----- Page text
He was elected to the Kandy Municipal Council in 1946, representing the Deiyannewela Ward.

In 1956 Tennekoon contested the seat of Dambulla at the 3rd parliamentary election, held between 5 and 10 April, representing the Mahajana Eksath Peramuna (People's United Front). He polled 14,688 votes (71.4% of the total vote), defeating the sitting member and United National Party candidate, H. B. Tenne, by 9,155 votes. He sat as a backbencher on the Government side until June 1959 when he was appointed, by Prime Minister S. W. R. D. Bandaranaike, as the Parliamentary Secretary to the Minister of Cultural Affairs and Social Services.

Tennekoon retained the Dambulla seat at both the March and July 1960 general elections, winning by 6,840 votes and 6,316 votes, respectively. He was subsequently appointed Parliamentary Secretary to the Minister of Transport and Works in the Sirimavo Bandaranaike cabinet. In 1963 when he was appointed, Parliamentary Secretary to the Minister of Education & Cultural Affairs in the Sirimavo Bandaranaike cabinet first re-shuffle.
----------
→ **To-do list**:
[1] Answer these from the passage on Tennekoon's career, giving each answer on its own line marked (a), (b), (c):
(a) Which ward did he represent on the Kandy Municipal Council?
(b) How many votes did he poll at the 1956 election?
(c) By how many votes did he win at the July 1960 general election?
[2] Please copy the passage on Tennekoon's career word for word, from "He was elected" up to and including "and Social Services.".
[3] Write what comes next in the passage on Tennekoon's political career, following on from its final sentence.
----- Data shown
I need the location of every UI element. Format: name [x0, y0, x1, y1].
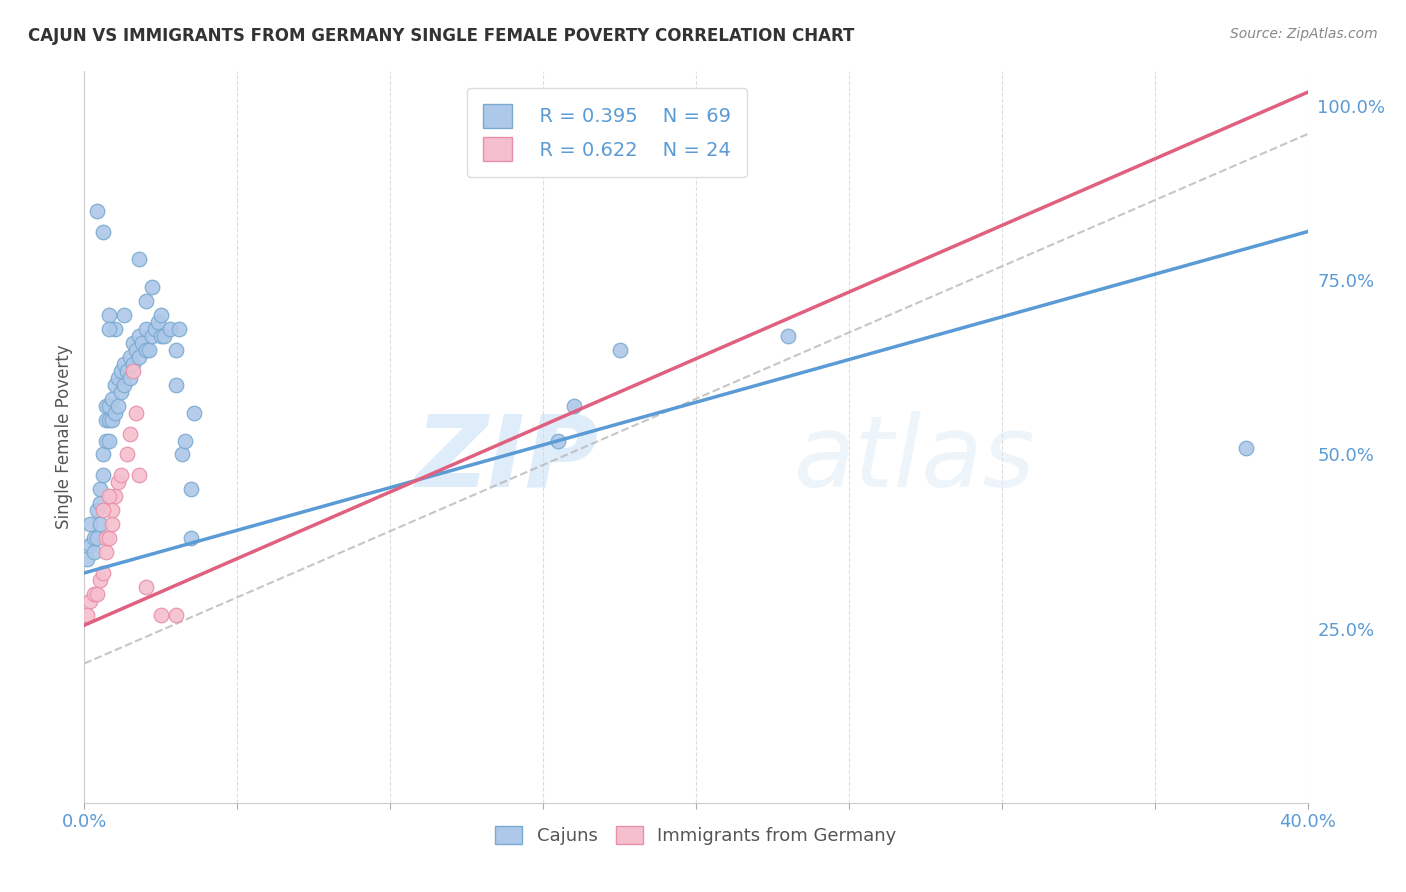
Point	[125, 343, 148, 357]
Point	[159, 322, 181, 336]
Point	[143, 322, 166, 336]
Point	[107, 399, 129, 413]
Point	[149, 329, 172, 343]
Text: Source: ZipAtlas.com: Source: ZipAtlas.com	[1230, 27, 1378, 41]
Point	[101, 517, 124, 532]
Point	[180, 483, 202, 497]
Point	[174, 434, 197, 448]
Text: atlas: atlas	[794, 410, 1035, 508]
Point	[107, 475, 129, 490]
Point	[97, 399, 120, 413]
Point	[101, 503, 124, 517]
Point	[120, 426, 142, 441]
Point	[122, 357, 145, 371]
Point	[101, 392, 124, 406]
Point	[91, 448, 114, 462]
Point	[135, 294, 157, 309]
Point	[94, 545, 117, 559]
Point	[91, 503, 114, 517]
Point	[112, 377, 135, 392]
Point	[91, 566, 114, 580]
Point	[128, 329, 150, 343]
Point	[79, 538, 101, 552]
Point	[562, 399, 585, 413]
Point	[110, 364, 132, 378]
Point	[83, 531, 105, 545]
Point	[76, 552, 98, 566]
Point	[131, 336, 153, 351]
Point	[107, 371, 129, 385]
Point	[76, 607, 98, 622]
Point	[94, 434, 117, 448]
Point	[135, 322, 157, 336]
Point	[125, 406, 148, 420]
Text: CAJUN VS IMMIGRANTS FROM GERMANY SINGLE FEMALE POVERTY CORRELATION CHART: CAJUN VS IMMIGRANTS FROM GERMANY SINGLE …	[28, 27, 855, 45]
Point	[135, 580, 157, 594]
Point	[172, 448, 194, 462]
Point	[94, 531, 117, 545]
Point	[104, 377, 127, 392]
Point	[128, 252, 150, 267]
Point	[115, 364, 138, 378]
Point	[547, 434, 569, 448]
Point	[97, 308, 120, 322]
Point	[97, 489, 120, 503]
Point	[97, 322, 120, 336]
Point	[167, 322, 190, 336]
Point	[120, 350, 142, 364]
Point	[104, 406, 127, 420]
Point	[135, 343, 157, 357]
Point	[97, 412, 120, 426]
Point	[86, 203, 108, 218]
Point	[120, 371, 142, 385]
Point	[149, 308, 172, 322]
Point	[141, 329, 163, 343]
Point	[115, 448, 138, 462]
Point	[128, 468, 150, 483]
Point	[165, 607, 187, 622]
Point	[146, 315, 169, 329]
Point	[110, 384, 132, 399]
Point	[97, 434, 120, 448]
Point	[94, 399, 117, 413]
Point	[91, 468, 114, 483]
Point	[89, 573, 111, 587]
Point	[112, 308, 135, 322]
Point	[79, 594, 101, 608]
Point	[86, 503, 108, 517]
Legend: Cajuns, Immigrants from Germany: Cajuns, Immigrants from Germany	[488, 819, 904, 852]
Point	[89, 496, 111, 510]
Point	[79, 517, 101, 532]
Point	[89, 517, 111, 532]
Point	[149, 607, 172, 622]
Point	[94, 412, 117, 426]
Point	[91, 225, 114, 239]
Point	[183, 406, 205, 420]
Point	[180, 531, 202, 545]
Point	[609, 343, 631, 357]
Point	[101, 412, 124, 426]
Point	[1236, 441, 1258, 455]
Point	[83, 587, 105, 601]
Point	[83, 545, 105, 559]
Point	[141, 280, 163, 294]
Point	[153, 329, 176, 343]
Point	[97, 531, 120, 545]
Point	[86, 531, 108, 545]
Point	[776, 329, 799, 343]
Point	[138, 343, 160, 357]
Point	[122, 364, 145, 378]
Point	[86, 587, 108, 601]
Point	[165, 377, 187, 392]
Y-axis label: Single Female Poverty: Single Female Poverty	[55, 345, 73, 529]
Point	[104, 322, 127, 336]
Point	[165, 343, 187, 357]
Point	[89, 483, 111, 497]
Point	[104, 489, 127, 503]
Point	[122, 336, 145, 351]
Point	[128, 350, 150, 364]
Point	[110, 468, 132, 483]
Point	[112, 357, 135, 371]
Text: ZIP: ZIP	[415, 410, 598, 508]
----------
→ **Task responses**:
[1]
(a) The Deiyannewela Ward
(b) 14,688
(c) 6,316

[2]
He was elected to the Kandy Municipal Council in 1946, representing the Deiyannewela Ward.

In 1956 Tennekoon contested the seat of Dambulla at the 3rd parliamentary election, held between 5 and 10 April, representing the Mahajana Eksath Peramuna (People's United Front). He polled 14,688 votes (71.4% of the total vote), defeating the sitting member and United National Party candidate, H. B. Tenne, by 9,155 votes. He sat as a backbencher on the Government side until June 1959 when he was appointed, by Prime Minister S. W. R. D. Bandaranaike, as the Parliamentary Secretary to the Minister of Cultural Affairs and Social Services.

[3]
At the 6th parliamentary election, held on 22 March 1965, Teenekoon received 12,482 votes (51.4% of the total vote) defeating his United National Party rival by 1,174 votes. For the next five years he sat on the opposition benches.

In 1970 at the 7th parliamentary election, held on 27 May, he was successful again, polling 17,010 votes (56.2% of the total vote). Tennekoon was given the portfolio of Minister of Social Services and subsequently appointed the Minister of Cultural Affairs in the Second Sirimavo Bandaranaike cabinet. He was a major contributor to the development of Dambulla, where he inaugurated a special Economic Centre.

He was unable to win the seat a sixth successive time at the 8th parliamentary election, held on 21 July 1977, where he was defeated by the United National Party candidate, K. W. R. M. Ekanayake, 24,793 votes to Tennekoon's 15,964 votes.